* BEGIN *

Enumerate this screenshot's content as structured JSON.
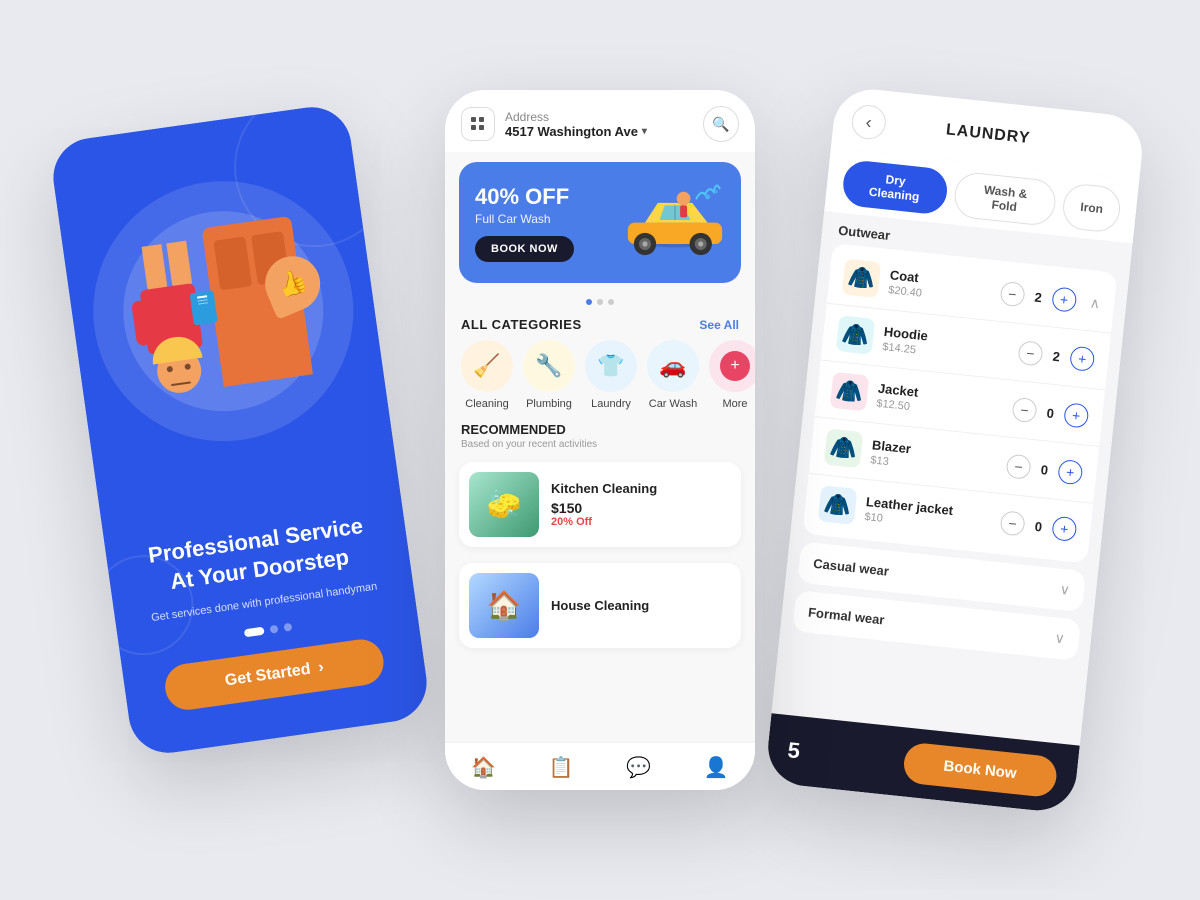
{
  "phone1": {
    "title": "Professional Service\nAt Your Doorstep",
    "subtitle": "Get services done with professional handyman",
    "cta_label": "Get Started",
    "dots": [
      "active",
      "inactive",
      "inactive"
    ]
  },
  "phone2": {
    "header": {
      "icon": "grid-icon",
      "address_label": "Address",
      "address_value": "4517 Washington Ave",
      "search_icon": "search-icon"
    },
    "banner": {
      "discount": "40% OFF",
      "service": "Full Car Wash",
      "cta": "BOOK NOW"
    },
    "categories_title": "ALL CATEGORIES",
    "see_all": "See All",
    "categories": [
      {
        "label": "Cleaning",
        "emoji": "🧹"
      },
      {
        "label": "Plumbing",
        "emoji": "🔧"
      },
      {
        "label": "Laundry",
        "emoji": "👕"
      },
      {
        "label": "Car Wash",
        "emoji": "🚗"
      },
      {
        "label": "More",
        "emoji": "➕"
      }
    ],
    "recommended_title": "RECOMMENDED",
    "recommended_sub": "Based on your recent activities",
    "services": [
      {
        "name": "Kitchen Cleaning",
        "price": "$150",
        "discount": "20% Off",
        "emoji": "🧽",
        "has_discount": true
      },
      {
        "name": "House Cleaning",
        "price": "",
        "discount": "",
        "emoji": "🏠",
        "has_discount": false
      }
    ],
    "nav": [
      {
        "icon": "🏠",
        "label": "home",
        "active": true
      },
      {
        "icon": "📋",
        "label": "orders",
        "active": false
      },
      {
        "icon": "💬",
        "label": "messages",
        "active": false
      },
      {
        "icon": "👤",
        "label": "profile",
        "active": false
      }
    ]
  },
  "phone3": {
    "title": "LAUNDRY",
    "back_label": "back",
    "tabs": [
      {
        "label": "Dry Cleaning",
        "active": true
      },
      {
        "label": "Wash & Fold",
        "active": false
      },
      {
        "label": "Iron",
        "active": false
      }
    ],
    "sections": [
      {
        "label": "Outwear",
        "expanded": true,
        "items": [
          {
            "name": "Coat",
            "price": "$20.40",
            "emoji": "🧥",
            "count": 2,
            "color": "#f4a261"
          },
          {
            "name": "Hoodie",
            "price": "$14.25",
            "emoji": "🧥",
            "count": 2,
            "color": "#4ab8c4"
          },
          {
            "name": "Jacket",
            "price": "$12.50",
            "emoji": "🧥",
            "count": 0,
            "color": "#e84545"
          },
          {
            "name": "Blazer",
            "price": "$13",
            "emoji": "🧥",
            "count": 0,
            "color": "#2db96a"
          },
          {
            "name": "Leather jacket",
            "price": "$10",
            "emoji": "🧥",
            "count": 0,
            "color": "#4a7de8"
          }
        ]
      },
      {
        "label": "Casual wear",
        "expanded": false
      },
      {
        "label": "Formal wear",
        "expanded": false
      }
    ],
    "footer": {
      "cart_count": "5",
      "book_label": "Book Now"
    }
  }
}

* END *
* BEGIN *

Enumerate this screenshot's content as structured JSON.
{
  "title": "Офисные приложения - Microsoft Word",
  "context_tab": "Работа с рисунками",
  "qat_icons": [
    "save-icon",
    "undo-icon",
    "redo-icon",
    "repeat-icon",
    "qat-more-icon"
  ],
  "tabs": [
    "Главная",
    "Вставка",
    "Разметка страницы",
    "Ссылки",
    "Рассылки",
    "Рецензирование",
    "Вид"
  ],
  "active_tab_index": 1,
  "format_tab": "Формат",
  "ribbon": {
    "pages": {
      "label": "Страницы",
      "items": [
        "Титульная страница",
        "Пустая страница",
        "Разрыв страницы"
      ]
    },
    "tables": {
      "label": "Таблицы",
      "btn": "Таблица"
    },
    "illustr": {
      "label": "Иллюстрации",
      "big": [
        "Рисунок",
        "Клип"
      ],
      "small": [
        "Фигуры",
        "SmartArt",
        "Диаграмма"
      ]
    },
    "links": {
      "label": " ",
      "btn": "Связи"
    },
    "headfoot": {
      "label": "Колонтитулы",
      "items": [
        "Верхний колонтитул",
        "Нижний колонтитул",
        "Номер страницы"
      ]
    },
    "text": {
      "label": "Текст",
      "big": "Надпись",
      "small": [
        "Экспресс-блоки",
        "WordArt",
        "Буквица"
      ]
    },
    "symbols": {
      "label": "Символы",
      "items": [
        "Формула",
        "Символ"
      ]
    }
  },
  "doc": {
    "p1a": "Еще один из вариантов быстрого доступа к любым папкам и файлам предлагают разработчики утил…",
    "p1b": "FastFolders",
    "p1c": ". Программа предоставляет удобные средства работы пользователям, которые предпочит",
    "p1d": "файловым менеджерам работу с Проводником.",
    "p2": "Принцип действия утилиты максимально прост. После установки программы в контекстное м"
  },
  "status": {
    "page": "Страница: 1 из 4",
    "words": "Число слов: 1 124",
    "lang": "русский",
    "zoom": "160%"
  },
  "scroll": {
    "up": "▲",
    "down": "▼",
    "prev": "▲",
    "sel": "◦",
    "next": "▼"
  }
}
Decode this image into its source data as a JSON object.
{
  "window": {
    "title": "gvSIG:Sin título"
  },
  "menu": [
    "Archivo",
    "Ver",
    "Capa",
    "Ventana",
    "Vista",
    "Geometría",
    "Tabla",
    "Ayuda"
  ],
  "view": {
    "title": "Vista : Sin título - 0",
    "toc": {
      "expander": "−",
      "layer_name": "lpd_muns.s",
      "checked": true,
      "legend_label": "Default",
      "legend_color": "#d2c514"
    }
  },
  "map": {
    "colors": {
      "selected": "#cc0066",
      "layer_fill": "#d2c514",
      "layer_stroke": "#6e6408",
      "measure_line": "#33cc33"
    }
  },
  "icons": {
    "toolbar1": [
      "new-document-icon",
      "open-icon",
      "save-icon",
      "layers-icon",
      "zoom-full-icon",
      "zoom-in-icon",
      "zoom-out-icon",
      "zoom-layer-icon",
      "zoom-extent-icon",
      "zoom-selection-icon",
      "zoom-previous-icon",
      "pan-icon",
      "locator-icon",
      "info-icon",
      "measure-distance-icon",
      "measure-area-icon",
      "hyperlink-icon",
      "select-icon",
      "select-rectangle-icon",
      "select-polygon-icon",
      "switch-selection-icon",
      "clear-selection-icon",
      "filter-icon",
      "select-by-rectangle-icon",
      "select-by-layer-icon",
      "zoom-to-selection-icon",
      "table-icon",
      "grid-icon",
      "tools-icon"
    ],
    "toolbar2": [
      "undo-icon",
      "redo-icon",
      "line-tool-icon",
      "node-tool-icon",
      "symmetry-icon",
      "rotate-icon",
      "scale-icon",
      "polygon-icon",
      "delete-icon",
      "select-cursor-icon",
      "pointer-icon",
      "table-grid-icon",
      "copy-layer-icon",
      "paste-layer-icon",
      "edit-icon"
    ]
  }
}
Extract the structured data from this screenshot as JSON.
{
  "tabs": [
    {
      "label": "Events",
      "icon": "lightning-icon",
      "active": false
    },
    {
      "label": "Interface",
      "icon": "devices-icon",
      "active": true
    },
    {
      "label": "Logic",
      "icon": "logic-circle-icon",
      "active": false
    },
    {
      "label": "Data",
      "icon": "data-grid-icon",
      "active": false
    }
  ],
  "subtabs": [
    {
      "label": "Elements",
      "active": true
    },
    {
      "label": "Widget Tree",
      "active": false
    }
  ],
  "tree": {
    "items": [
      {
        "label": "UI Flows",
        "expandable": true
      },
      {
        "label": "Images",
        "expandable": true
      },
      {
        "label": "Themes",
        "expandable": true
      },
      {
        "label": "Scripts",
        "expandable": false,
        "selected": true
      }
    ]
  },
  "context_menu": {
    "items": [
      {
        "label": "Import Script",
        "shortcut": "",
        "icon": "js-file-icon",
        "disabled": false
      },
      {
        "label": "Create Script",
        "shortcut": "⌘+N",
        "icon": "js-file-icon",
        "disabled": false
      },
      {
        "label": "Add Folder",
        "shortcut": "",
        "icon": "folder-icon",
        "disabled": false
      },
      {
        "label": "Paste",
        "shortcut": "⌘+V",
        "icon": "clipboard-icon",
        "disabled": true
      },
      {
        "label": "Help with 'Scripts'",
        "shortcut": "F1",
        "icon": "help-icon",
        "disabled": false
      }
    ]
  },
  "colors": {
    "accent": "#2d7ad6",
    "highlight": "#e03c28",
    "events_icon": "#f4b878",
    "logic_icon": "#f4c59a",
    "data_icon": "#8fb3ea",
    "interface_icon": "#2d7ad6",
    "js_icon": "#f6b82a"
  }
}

* END *

INSTRUCTIONS TO FOLLOW: Pick out and copy the lines of the entries that hold the string "Scripts".

TASK RESULT:
        "label": "Scripts",
        "label": "Help with 'Scripts'",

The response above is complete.